THE TASK →
Read through the records below and copy each line that uses the word "relative".

EXERCISE INPUTS →
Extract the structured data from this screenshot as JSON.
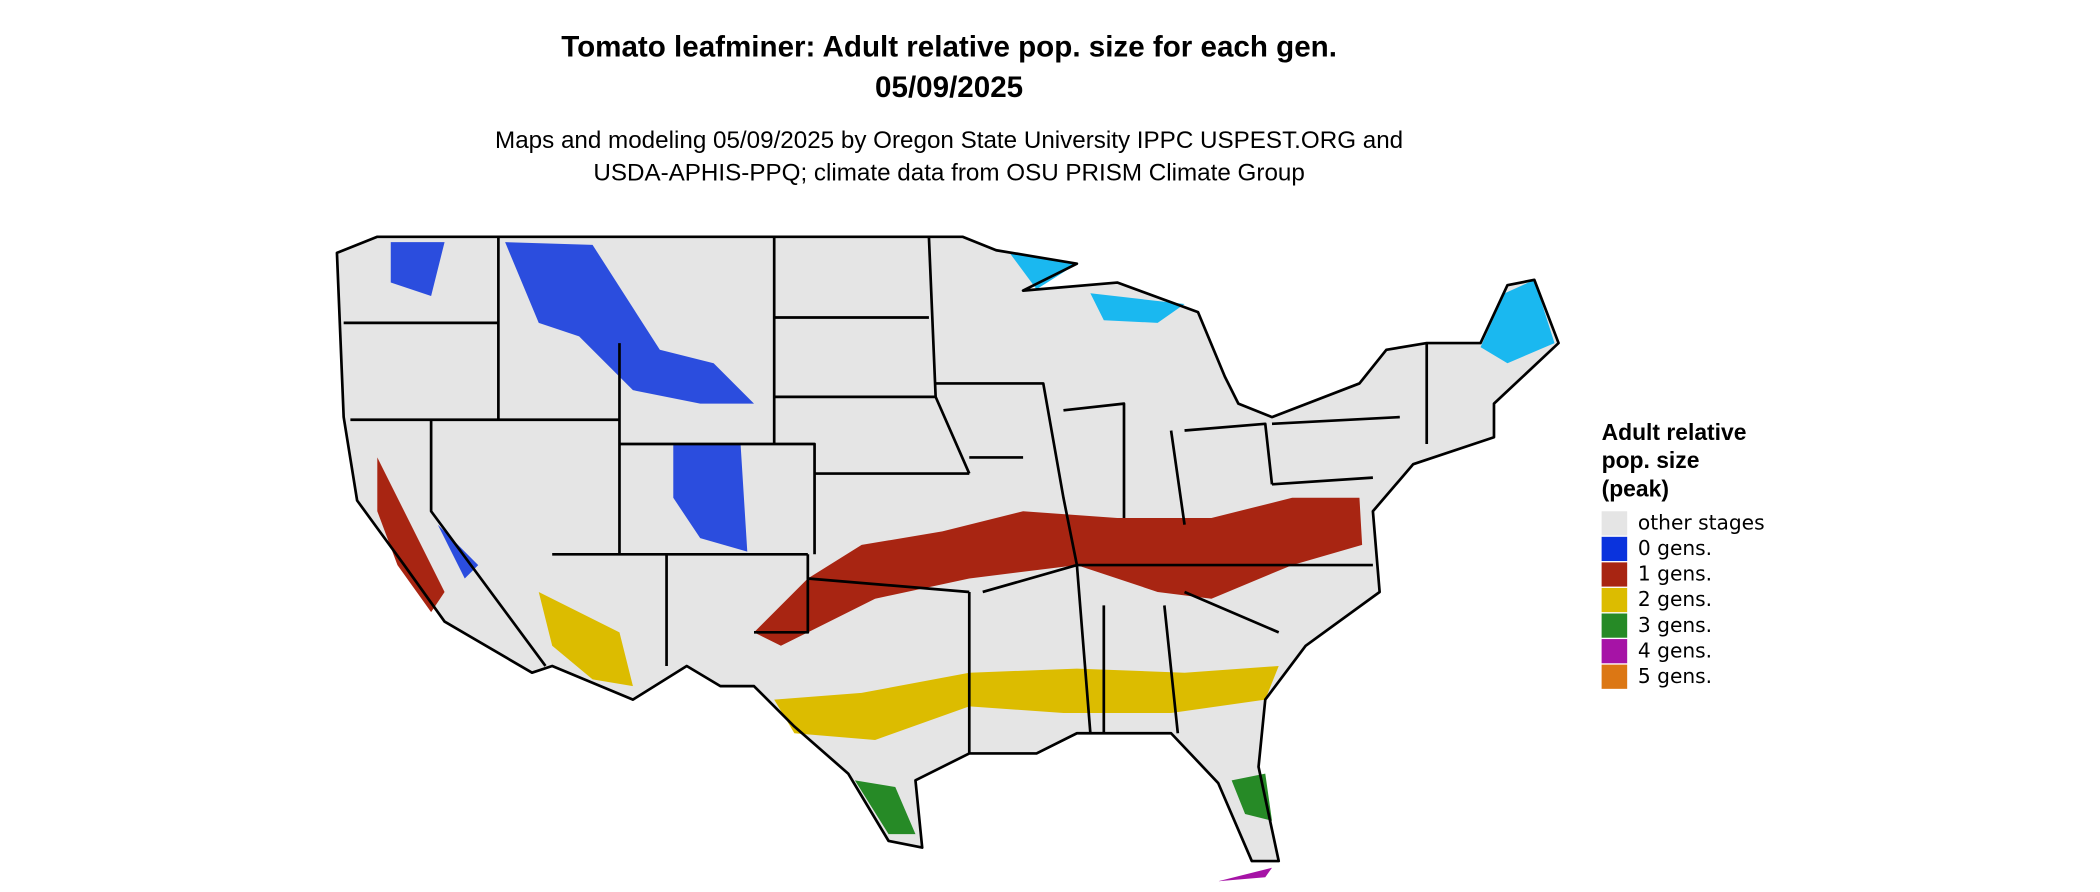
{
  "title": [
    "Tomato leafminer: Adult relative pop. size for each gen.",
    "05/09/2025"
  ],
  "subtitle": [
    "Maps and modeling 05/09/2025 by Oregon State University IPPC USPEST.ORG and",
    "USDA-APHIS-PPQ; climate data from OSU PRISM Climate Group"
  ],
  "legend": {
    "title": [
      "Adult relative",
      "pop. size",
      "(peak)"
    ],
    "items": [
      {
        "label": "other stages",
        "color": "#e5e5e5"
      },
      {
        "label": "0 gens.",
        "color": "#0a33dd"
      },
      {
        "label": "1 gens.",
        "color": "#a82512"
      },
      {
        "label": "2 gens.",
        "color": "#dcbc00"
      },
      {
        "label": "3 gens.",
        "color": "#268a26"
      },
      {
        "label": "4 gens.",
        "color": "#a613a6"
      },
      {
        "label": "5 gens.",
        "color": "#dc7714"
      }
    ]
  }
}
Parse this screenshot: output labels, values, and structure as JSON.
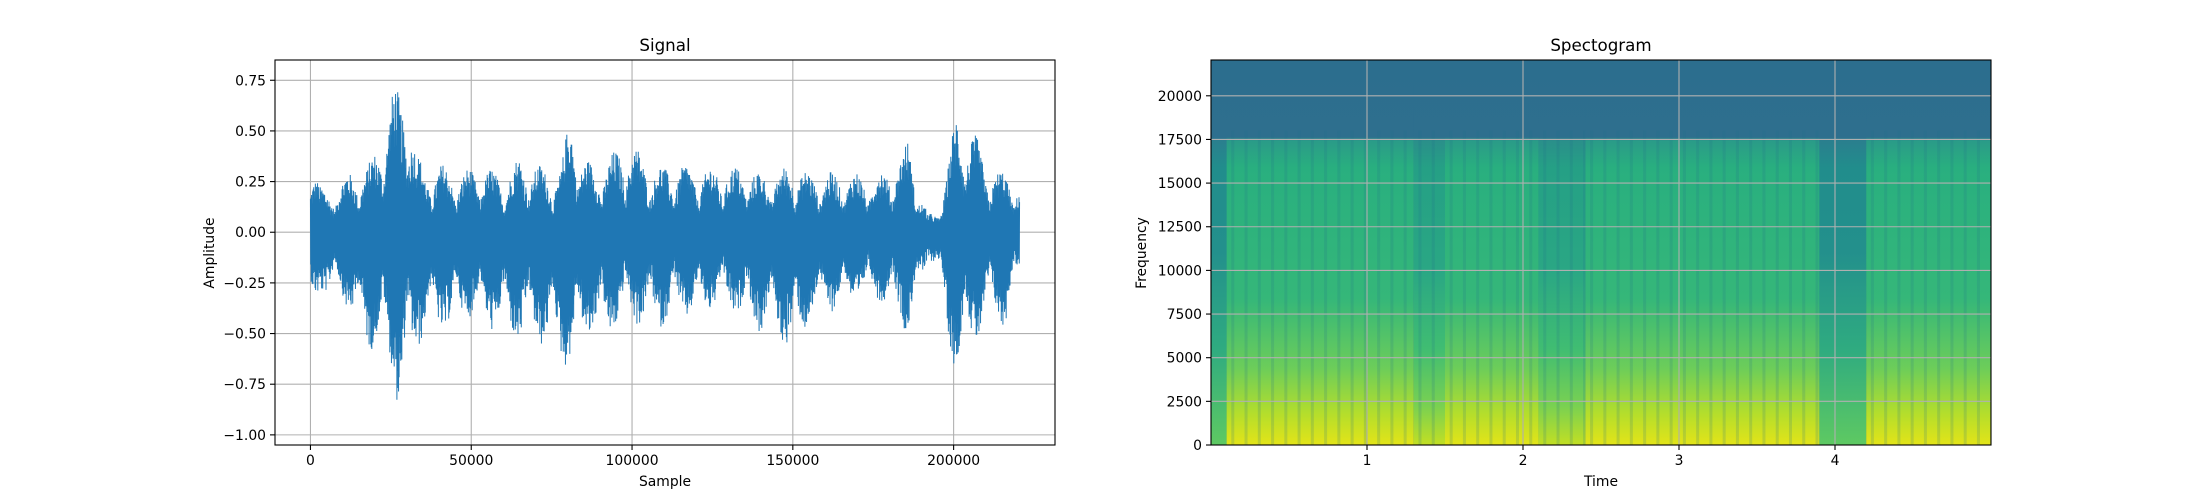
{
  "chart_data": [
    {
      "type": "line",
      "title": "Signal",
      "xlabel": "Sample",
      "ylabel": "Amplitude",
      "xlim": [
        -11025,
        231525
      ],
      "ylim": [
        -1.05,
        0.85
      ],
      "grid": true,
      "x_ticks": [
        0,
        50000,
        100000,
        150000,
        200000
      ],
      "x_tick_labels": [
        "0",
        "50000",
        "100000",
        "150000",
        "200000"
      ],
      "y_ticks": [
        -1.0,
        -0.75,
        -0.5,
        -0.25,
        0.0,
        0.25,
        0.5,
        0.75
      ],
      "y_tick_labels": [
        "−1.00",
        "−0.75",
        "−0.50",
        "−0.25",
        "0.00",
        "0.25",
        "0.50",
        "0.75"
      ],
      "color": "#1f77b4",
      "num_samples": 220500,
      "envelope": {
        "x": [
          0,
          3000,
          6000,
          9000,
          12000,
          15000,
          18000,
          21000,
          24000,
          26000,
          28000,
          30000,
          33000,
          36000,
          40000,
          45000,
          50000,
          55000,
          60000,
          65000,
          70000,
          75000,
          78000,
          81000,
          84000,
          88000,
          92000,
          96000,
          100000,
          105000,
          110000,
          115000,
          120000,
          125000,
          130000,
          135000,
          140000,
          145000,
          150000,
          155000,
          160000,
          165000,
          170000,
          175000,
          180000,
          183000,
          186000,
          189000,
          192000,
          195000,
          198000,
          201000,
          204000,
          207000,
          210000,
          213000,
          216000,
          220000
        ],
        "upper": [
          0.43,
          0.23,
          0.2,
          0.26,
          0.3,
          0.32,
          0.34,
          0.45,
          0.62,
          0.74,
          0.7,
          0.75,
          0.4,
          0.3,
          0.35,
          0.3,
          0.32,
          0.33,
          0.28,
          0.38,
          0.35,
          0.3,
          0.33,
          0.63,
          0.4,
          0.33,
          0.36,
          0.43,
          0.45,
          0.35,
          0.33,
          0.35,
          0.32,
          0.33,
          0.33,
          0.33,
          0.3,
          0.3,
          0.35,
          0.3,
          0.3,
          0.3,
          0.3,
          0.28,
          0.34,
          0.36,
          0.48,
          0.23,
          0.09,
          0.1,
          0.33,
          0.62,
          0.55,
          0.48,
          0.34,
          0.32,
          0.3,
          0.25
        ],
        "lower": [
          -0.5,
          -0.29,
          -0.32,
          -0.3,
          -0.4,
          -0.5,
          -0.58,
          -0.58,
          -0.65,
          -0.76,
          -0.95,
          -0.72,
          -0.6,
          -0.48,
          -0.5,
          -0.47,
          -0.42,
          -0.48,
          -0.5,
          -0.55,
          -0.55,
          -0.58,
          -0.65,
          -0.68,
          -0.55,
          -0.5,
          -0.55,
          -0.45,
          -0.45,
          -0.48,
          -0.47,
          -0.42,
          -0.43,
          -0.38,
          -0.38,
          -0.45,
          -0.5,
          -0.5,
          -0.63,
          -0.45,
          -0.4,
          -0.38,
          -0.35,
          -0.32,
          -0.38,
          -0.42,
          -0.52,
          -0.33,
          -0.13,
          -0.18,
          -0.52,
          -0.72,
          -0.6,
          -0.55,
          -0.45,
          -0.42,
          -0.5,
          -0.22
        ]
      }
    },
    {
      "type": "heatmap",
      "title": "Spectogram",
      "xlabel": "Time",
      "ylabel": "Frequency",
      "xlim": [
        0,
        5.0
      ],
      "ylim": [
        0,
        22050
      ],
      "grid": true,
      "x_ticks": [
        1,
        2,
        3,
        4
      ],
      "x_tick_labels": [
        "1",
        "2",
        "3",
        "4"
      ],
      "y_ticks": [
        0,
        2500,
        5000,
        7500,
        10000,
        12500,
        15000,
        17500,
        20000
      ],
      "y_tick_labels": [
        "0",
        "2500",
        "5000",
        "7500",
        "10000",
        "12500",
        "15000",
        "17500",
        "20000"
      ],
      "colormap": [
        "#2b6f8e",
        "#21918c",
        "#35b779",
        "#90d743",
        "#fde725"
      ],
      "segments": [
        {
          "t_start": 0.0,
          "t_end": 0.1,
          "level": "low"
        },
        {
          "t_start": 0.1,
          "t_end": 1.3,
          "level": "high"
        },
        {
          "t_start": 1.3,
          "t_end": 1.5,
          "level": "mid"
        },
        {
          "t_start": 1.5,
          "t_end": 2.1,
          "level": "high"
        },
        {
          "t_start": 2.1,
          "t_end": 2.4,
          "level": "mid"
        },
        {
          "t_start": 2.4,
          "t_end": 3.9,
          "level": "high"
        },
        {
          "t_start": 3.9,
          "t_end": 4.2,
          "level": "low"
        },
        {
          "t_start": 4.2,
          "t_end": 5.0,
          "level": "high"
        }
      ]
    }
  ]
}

WORKED SOLUTION →
    "Tomato leafminer: Adult relative pop. size for each gen.",
      "Adult relative",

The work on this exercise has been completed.